BEGIN
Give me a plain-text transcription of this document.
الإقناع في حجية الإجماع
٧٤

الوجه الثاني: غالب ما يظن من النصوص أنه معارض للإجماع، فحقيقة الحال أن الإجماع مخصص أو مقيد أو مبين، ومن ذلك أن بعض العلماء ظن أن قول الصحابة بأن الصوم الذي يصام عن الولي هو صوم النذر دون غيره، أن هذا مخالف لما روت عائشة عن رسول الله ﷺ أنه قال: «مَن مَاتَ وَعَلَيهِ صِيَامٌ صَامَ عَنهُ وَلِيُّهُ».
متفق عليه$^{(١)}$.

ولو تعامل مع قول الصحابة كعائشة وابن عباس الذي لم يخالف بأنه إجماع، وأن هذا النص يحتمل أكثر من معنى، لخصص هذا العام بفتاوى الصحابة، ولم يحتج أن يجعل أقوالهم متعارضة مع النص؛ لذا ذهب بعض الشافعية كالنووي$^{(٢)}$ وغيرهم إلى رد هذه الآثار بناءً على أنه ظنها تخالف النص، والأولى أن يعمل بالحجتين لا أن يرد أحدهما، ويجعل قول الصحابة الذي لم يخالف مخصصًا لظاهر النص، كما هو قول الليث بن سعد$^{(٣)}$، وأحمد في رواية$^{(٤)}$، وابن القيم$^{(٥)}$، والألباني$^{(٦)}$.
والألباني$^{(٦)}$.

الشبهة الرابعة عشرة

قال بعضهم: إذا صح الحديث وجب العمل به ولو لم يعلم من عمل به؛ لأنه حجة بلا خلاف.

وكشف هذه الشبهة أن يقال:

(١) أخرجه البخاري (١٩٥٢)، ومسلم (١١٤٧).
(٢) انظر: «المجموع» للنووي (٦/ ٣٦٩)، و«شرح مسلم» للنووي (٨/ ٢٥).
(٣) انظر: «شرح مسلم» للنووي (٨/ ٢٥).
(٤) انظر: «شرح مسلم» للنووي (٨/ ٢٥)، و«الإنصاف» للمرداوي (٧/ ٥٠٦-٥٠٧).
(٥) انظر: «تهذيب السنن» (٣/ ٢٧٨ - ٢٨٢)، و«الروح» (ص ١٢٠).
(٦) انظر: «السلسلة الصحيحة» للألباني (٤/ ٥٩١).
END
Scan the entries above for the word "الإجماع" and collect each line holding it.

▶ _Problem solution_
الإقناع في حجية الإجماع
الوجه الثاني: غالب ما يظن من النصوص أنه معارض للإجماع، فحقيقة الحال أن الإجماع مخصص أو مقيد أو مبين، ومن ذلك أن بعض العلماء ظن أن قول الصحابة بأن الصوم الذي يصام عن الولي هو صوم النذر دون غيره، أن هذا مخالف لما روت عائشة عن رسول الله ﷺ أنه قال: «مَن مَاتَ وَعَلَيهِ صِيَامٌ صَامَ عَنهُ وَلِيُّهُ».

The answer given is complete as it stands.